__Gestellte Aufgabe__.
Gib bitte die Zeilen der Einträge als JSON-Liste von Zeichenketten aus, eine Zeichenkette je Zeile und ohne Leerzeilen. Beginne mit der ersten Zeile der Einträge und höre nach der Zeile auf, die „206, 611, 382]“ enthält.

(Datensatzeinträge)
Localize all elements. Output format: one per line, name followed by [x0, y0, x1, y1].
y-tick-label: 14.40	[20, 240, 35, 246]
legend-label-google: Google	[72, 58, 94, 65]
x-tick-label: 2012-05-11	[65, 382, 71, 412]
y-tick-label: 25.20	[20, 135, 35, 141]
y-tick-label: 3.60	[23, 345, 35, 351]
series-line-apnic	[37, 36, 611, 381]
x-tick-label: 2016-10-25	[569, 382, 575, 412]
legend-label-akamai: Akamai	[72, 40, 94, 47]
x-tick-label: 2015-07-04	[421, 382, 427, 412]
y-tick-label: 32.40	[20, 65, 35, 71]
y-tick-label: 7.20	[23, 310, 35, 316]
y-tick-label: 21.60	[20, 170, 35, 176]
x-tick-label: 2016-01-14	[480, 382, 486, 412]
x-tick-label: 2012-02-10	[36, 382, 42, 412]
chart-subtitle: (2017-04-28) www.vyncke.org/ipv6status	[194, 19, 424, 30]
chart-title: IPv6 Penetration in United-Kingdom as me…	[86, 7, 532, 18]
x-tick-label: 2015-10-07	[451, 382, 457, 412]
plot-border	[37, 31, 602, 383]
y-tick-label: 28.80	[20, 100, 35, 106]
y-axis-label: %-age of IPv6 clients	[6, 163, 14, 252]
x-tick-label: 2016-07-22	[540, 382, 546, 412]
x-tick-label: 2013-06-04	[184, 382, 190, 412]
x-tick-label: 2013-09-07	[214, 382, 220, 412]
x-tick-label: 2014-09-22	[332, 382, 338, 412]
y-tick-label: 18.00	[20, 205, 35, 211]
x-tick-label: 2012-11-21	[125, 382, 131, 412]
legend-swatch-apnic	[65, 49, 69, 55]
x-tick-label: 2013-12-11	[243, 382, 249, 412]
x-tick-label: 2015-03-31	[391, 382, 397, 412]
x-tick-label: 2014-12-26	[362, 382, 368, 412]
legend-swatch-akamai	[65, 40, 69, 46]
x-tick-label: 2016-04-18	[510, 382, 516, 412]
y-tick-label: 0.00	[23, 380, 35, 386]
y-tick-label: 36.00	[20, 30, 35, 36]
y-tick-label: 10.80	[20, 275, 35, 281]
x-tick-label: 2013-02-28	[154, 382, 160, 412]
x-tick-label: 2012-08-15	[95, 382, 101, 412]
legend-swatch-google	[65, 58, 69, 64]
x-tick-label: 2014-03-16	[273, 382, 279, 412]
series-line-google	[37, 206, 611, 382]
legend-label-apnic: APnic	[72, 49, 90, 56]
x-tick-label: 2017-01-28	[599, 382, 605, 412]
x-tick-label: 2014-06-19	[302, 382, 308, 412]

__Korrekte Ausgabe__.
[
  "Localize all elements. Output format: one per line, name followed by [x0, y0, x1, y1].",
  "y-tick-label: 14.40\t[20, 240, 35, 246]",
  "legend-label-google: Google\t[72, 58, 94, 65]",
  "x-tick-label: 2012-05-11\t[65, 382, 71, 412]",
  "y-tick-label: 25.20\t[20, 135, 35, 141]",
  "y-tick-label: 3.60\t[23, 345, 35, 351]",
  "series-line-apnic\t[37, 36, 611, 381]",
  "x-tick-label: 2016-10-25\t[569, 382, 575, 412]",
  "legend-label-akamai: Akamai\t[72, 40, 94, 47]",
  "x-tick-label: 2015-07-04\t[421, 382, 427, 412]",
  "y-tick-label: 32.40\t[20, 65, 35, 71]",
  "y-tick-label: 7.20\t[23, 310, 35, 316]",
  "y-tick-label: 21.60\t[20, 170, 35, 176]",
  "x-tick-label: 2016-01-14\t[480, 382, 486, 412]",
  "x-tick-label: 2012-02-10\t[36, 382, 42, 412]",
  "chart-subtitle: (2017-04-28) www.vyncke.org/ipv6status\t[194, 19, 424, 30]",
  "chart-title: IPv6 Penetration in United-Kingdom as me…\t[86, 7, 532, 18]",
  "x-tick-label: 2015-10-07\t[451, 382, 457, 412]",
  "plot-border\t[37, 31, 602, 383]",
  "y-tick-label: 28.80\t[20, 100, 35, 106]",
  "y-axis-label: %-age of IPv6 clients\t[6, 163, 14, 252]",
  "x-tick-label: 2016-07-22\t[540, 382, 546, 412]",
  "x-tick-label: 2013-06-04\t[184, 382, 190, 412]",
  "x-tick-label: 2013-09-07\t[214, 382, 220, 412]",
  "x-tick-label: 2014-09-22\t[332, 382, 338, 412]",
  "y-tick-label: 18.00\t[20, 205, 35, 211]",
  "x-tick-label: 2012-11-21\t[125, 382, 131, 412]",
  "legend-swatch-apnic\t[65, 49, 69, 55]",
  "x-tick-label: 2013-12-11\t[243, 382, 249, 412]",
  "x-tick-label: 2015-03-31\t[391, 382, 397, 412]",
  "x-tick-label: 2014-12-26\t[362, 382, 368, 412]",
  "legend-swatch-akamai\t[65, 40, 69, 46]",
  "x-tick-label: 2016-04-18\t[510, 382, 516, 412]",
  "y-tick-label: 0.00\t[23, 380, 35, 386]",
  "y-tick-label: 36.00\t[20, 30, 35, 36]",
  "y-tick-label: 10.80\t[20, 275, 35, 281]",
  "x-tick-label: 2013-02-28\t[154, 382, 160, 412]",
  "x-tick-label: 2012-08-15\t[95, 382, 101, 412]",
  "legend-swatch-google\t[65, 58, 69, 64]",
  "x-tick-label: 2014-03-16\t[273, 382, 279, 412]",
  "series-line-google\t[37, 206, 611, 382]"
]